DATASET

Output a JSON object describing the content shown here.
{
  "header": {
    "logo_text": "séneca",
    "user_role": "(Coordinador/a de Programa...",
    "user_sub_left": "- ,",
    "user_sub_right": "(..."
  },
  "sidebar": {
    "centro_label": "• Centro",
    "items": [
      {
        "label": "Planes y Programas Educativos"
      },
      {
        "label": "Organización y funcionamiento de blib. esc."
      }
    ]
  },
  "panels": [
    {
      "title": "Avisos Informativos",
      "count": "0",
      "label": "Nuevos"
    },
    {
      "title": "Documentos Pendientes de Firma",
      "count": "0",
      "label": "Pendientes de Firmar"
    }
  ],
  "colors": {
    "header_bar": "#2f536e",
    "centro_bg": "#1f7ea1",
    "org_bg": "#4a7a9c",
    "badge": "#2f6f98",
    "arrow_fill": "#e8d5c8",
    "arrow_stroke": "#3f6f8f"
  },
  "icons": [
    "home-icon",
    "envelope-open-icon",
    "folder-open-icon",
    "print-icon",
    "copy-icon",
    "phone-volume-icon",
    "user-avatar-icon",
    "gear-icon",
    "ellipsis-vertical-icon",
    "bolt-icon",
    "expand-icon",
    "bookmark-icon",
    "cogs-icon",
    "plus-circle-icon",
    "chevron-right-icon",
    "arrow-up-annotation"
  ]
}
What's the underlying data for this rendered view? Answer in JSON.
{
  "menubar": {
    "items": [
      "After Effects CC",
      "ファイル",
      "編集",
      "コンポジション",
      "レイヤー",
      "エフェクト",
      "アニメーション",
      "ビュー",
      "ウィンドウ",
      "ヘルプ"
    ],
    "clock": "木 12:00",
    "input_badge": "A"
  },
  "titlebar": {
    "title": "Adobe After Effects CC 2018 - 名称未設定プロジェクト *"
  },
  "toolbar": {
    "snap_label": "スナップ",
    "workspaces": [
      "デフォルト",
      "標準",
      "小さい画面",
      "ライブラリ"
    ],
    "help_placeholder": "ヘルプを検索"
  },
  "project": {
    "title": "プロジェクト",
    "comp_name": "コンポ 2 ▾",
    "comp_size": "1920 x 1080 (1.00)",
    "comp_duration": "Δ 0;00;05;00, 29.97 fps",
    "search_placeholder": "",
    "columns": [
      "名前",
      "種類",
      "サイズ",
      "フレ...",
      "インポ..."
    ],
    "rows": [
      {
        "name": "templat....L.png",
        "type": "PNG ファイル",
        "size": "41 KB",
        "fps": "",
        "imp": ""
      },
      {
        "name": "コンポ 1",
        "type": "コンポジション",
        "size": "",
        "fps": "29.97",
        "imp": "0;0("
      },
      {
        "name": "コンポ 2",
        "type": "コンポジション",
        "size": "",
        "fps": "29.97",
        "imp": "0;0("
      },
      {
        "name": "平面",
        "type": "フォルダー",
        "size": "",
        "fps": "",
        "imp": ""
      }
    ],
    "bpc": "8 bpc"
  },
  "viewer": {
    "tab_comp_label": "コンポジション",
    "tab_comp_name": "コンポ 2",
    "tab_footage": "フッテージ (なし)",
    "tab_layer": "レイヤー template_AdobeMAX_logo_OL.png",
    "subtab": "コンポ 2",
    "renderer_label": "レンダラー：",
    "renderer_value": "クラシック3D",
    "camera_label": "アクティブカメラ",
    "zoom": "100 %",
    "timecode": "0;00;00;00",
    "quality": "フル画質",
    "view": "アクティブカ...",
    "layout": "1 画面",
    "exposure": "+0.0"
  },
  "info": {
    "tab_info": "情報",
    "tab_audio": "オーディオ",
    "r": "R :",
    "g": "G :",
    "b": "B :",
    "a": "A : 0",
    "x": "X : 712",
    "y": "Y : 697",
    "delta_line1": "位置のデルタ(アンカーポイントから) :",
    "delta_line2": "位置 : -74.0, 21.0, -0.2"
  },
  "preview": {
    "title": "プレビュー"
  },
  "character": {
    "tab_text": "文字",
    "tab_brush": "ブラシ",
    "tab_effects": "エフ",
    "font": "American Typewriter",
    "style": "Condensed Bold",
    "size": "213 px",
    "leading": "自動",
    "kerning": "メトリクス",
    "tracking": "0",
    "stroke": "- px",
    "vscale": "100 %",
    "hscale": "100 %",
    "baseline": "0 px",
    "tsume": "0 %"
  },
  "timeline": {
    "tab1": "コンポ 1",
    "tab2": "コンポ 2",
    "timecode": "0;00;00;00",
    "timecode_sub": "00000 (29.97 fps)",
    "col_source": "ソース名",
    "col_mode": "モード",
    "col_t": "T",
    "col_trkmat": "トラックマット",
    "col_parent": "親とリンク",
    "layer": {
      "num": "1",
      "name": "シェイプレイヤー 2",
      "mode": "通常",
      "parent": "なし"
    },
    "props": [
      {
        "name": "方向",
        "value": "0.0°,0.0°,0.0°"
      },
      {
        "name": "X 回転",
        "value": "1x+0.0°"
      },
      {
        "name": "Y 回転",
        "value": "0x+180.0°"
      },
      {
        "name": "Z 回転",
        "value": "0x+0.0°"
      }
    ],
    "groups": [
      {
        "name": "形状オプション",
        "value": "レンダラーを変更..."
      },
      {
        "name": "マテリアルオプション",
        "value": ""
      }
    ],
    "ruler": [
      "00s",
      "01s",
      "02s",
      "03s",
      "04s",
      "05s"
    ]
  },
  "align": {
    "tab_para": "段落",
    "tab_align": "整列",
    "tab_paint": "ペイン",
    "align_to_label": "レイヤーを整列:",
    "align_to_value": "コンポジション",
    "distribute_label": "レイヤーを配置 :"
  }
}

INSTRUCTIONS TO FOLLOW
Retype all of the material above with every character intact.

TASK SOLUTION
Output a JSON object describing the content shown here.
{
  "header": {
    "logo_text": "séneca",
    "user_role": "(Coordinador/a de Programa...",
    "user_sub_left": "- ,",
    "user_sub_right": "(..."
  },
  "sidebar": {
    "centro_label": "• Centro",
    "items": [
      {
        "label": "Planes y Programas Educativos"
      },
      {
        "label": "Organización y funcionamiento de blib. esc."
      }
    ]
  },
  "panels": [
    {
      "title": "Avisos Informativos",
      "count": "0",
      "label": "Nuevos"
    },
    {
      "title": "Documentos Pendientes de Firma",
      "count": "0",
      "label": "Pendientes de Firmar"
    }
  ],
  "colors": {
    "header_bar": "#2f536e",
    "centro_bg": "#1f7ea1",
    "org_bg": "#4a7a9c",
    "badge": "#2f6f98",
    "arrow_fill": "#e8d5c8",
    "arrow_stroke": "#3f6f8f"
  },
  "icons": [
    "home-icon",
    "envelope-open-icon",
    "folder-open-icon",
    "print-icon",
    "copy-icon",
    "phone-volume-icon",
    "user-avatar-icon",
    "gear-icon",
    "ellipsis-vertical-icon",
    "bolt-icon",
    "expand-icon",
    "bookmark-icon",
    "cogs-icon",
    "plus-circle-icon",
    "chevron-right-icon",
    "arrow-up-annotation"
  ]
}
What's the underlying data for this rendered view? Answer in JSON.
{
  "menubar": {
    "items": [
      "After Effects CC",
      "ファイル",
      "編集",
      "コンポジション",
      "レイヤー",
      "エフェクト",
      "アニメーション",
      "ビュー",
      "ウィンドウ",
      "ヘルプ"
    ],
    "clock": "木 12:00",
    "input_badge": "A"
  },
  "titlebar": {
    "title": "Adobe After Effects CC 2018 - 名称未設定プロジェクト *"
  },
  "toolbar": {
    "snap_label": "スナップ",
    "workspaces": [
      "デフォルト",
      "標準",
      "小さい画面",
      "ライブラリ"
    ],
    "help_placeholder": "ヘルプを検索"
  },
  "project": {
    "title": "プロジェクト",
    "comp_name": "コンポ 2 ▾",
    "comp_size": "1920 x 1080 (1.00)",
    "comp_duration": "Δ 0;00;05;00, 29.97 fps",
    "search_placeholder": "",
    "columns": [
      "名前",
      "種類",
      "サイズ",
      "フレ...",
      "インポ..."
    ],
    "rows": [
      {
        "name": "templat....L.png",
        "type": "PNG ファイル",
        "size": "41 KB",
        "fps": "",
        "imp": ""
      },
      {
        "name": "コンポ 1",
        "type": "コンポジション",
        "size": "",
        "fps": "29.97",
        "imp": "0;0("
      },
      {
        "name": "コンポ 2",
        "type": "コンポジション",
        "size": "",
        "fps": "29.97",
        "imp": "0;0("
      },
      {
        "name": "平面",
        "type": "フォルダー",
        "size": "",
        "fps": "",
        "imp": ""
      }
    ],
    "bpc": "8 bpc"
  },
  "viewer": {
    "tab_comp_label": "コンポジション",
    "tab_comp_name": "コンポ 2",
    "tab_footage": "フッテージ (なし)",
    "tab_layer": "レイヤー template_AdobeMAX_logo_OL.png",
    "subtab": "コンポ 2",
    "renderer_label": "レンダラー：",
    "renderer_value": "クラシック3D",
    "camera_label": "アクティブカメラ",
    "zoom": "100 %",
    "timecode": "0;00;00;00",
    "quality": "フル画質",
    "view": "アクティブカ...",
    "layout": "1 画面",
    "exposure": "+0.0"
  },
  "info": {
    "tab_info": "情報",
    "tab_audio": "オーディオ",
    "r": "R :",
    "g": "G :",
    "b": "B :",
    "a": "A : 0",
    "x": "X : 712",
    "y": "Y : 697",
    "delta_line1": "位置のデルタ(アンカーポイントから) :",
    "delta_line2": "位置 : -74.0, 21.0, -0.2"
  },
  "preview": {
    "title": "プレビュー"
  },
  "character": {
    "tab_text": "文字",
    "tab_brush": "ブラシ",
    "tab_effects": "エフ",
    "font": "American Typewriter",
    "style": "Condensed Bold",
    "size": "213 px",
    "leading": "自動",
    "kerning": "メトリクス",
    "tracking": "0",
    "stroke": "- px",
    "vscale": "100 %",
    "hscale": "100 %",
    "baseline": "0 px",
    "tsume": "0 %"
  },
  "timeline": {
    "tab1": "コンポ 1",
    "tab2": "コンポ 2",
    "timecode": "0;00;00;00",
    "timecode_sub": "00000 (29.97 fps)",
    "col_source": "ソース名",
    "col_mode": "モード",
    "col_t": "T",
    "col_trkmat": "トラックマット",
    "col_parent": "親とリンク",
    "layer": {
      "num": "1",
      "name": "シェイプレイヤー 2",
      "mode": "通常",
      "parent": "なし"
    },
    "props": [
      {
        "name": "方向",
        "value": "0.0°,0.0°,0.0°"
      },
      {
        "name": "X 回転",
        "value": "1x+0.0°"
      },
      {
        "name": "Y 回転",
        "value": "0x+180.0°"
      },
      {
        "name": "Z 回転",
        "value": "0x+0.0°"
      }
    ],
    "groups": [
      {
        "name": "形状オプション",
        "value": "レンダラーを変更..."
      },
      {
        "name": "マテリアルオプション",
        "value": ""
      }
    ],
    "ruler": [
      "00s",
      "01s",
      "02s",
      "03s",
      "04s",
      "05s"
    ]
  },
  "align": {
    "tab_para": "段落",
    "tab_align": "整列",
    "tab_paint": "ペイン",
    "align_to_label": "レイヤーを整列:",
    "align_to_value": "コンポジション",
    "distribute_label": "レイヤーを配置 :"
  }
}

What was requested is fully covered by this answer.